== Records for this task ==

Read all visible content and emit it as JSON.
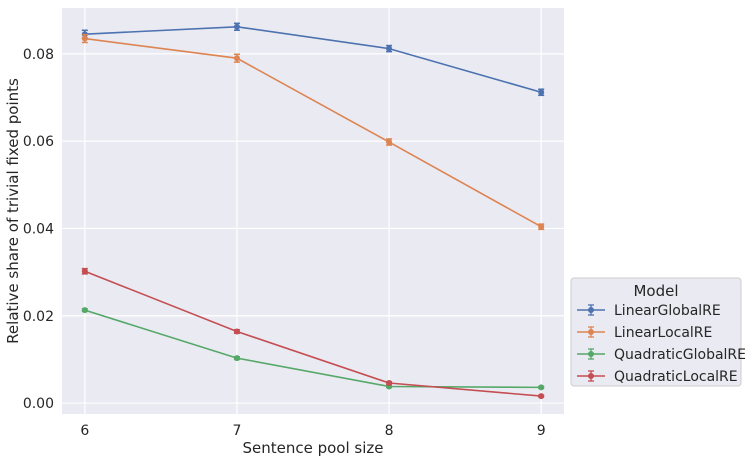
{
  "chart_data": {
    "type": "line",
    "title": "",
    "xlabel": "Sentence pool size",
    "ylabel": "Relative share of trivial fixed points",
    "x": [
      6,
      7,
      8,
      9
    ],
    "x_ticks": [
      "6",
      "7",
      "8",
      "9"
    ],
    "xlim": [
      5.85,
      9.15
    ],
    "ylim": [
      -0.0025,
      0.0905
    ],
    "y_ticks": [
      "0.00",
      "0.02",
      "0.04",
      "0.06",
      "0.08"
    ],
    "y_tick_values": [
      0.0,
      0.02,
      0.04,
      0.06,
      0.08
    ],
    "grid": true,
    "background": "#eaeaf2",
    "legend": {
      "title": "Model",
      "placement": "outside-right-bottom"
    },
    "error_bars": true,
    "series": [
      {
        "name": "LinearGlobalRE",
        "color": "#4c72b0",
        "values": [
          0.0845,
          0.0862,
          0.0812,
          0.0712
        ],
        "errors": [
          0.0009,
          0.0008,
          0.0007,
          0.0007
        ]
      },
      {
        "name": "LinearLocalRE",
        "color": "#dd8452",
        "values": [
          0.0835,
          0.079,
          0.0598,
          0.0404
        ],
        "errors": [
          0.0009,
          0.0009,
          0.0007,
          0.0006
        ]
      },
      {
        "name": "QuadraticGlobalRE",
        "color": "#55a868",
        "values": [
          0.0213,
          0.0103,
          0.0038,
          0.0036
        ],
        "errors": [
          0.0003,
          0.0003,
          0.0002,
          0.0002
        ]
      },
      {
        "name": "QuadraticLocalRE",
        "color": "#c44e52",
        "values": [
          0.0302,
          0.0164,
          0.0046,
          0.0016
        ],
        "errors": [
          0.0006,
          0.0004,
          0.0003,
          0.0002
        ]
      }
    ]
  }
}
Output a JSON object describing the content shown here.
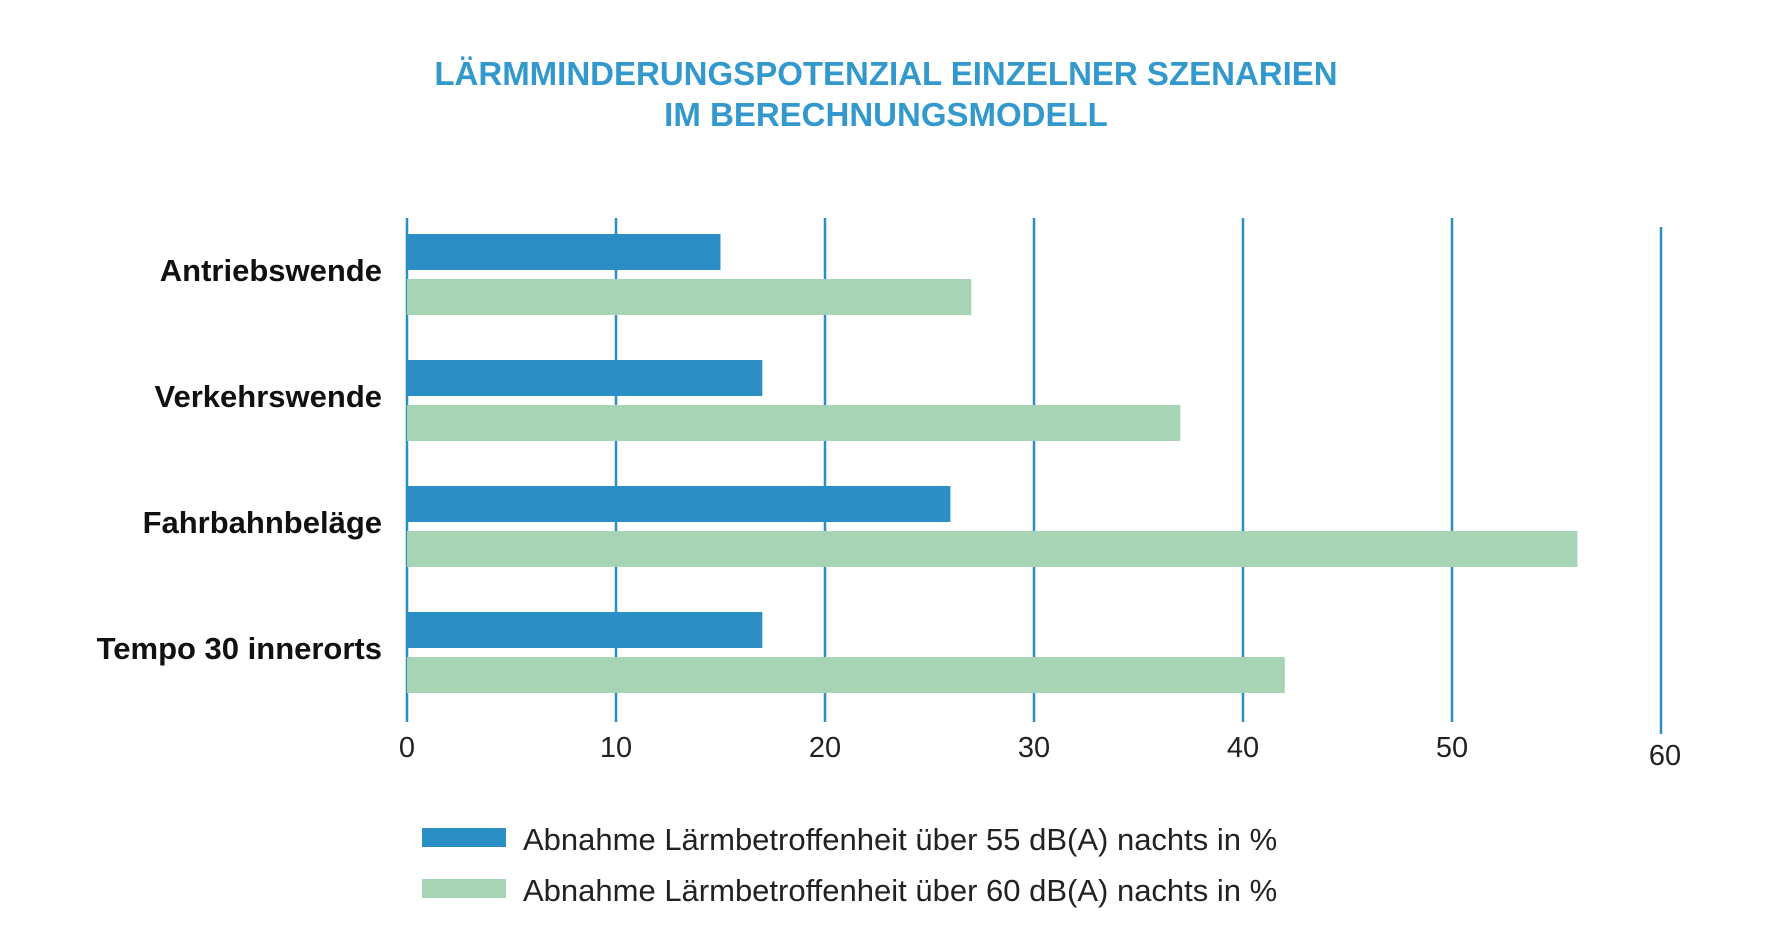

===

* **Exercise directions**
Restate the whole of the material word for word without the pictures.

* **Result of this exercise**
Read all visible content and emit it as JSON.
{
  "chart_data": {
    "type": "line",
    "title": "",
    "xlabel": "Sentence pool size",
    "ylabel": "Relative share of trivial fixed points",
    "x": [
      6,
      7,
      8,
      9
    ],
    "x_ticks": [
      "6",
      "7",
      "8",
      "9"
    ],
    "xlim": [
      5.85,
      9.15
    ],
    "ylim": [
      -0.0025,
      0.0905
    ],
    "y_ticks": [
      "0.00",
      "0.02",
      "0.04",
      "0.06",
      "0.08"
    ],
    "y_tick_values": [
      0.0,
      0.02,
      0.04,
      0.06,
      0.08
    ],
    "grid": true,
    "background": "#eaeaf2",
    "legend": {
      "title": "Model",
      "placement": "outside-right-bottom"
    },
    "error_bars": true,
    "series": [
      {
        "name": "LinearGlobalRE",
        "color": "#4c72b0",
        "values": [
          0.0845,
          0.0862,
          0.0812,
          0.0712
        ],
        "errors": [
          0.0009,
          0.0008,
          0.0007,
          0.0007
        ]
      },
      {
        "name": "LinearLocalRE",
        "color": "#dd8452",
        "values": [
          0.0835,
          0.079,
          0.0598,
          0.0404
        ],
        "errors": [
          0.0009,
          0.0009,
          0.0007,
          0.0006
        ]
      },
      {
        "name": "QuadraticGlobalRE",
        "color": "#55a868",
        "values": [
          0.0213,
          0.0103,
          0.0038,
          0.0036
        ],
        "errors": [
          0.0003,
          0.0003,
          0.0002,
          0.0002
        ]
      },
      {
        "name": "QuadraticLocalRE",
        "color": "#c44e52",
        "values": [
          0.0302,
          0.0164,
          0.0046,
          0.0016
        ],
        "errors": [
          0.0006,
          0.0004,
          0.0003,
          0.0002
        ]
      }
    ]
  }
}
Output a JSON object describing the content shown here.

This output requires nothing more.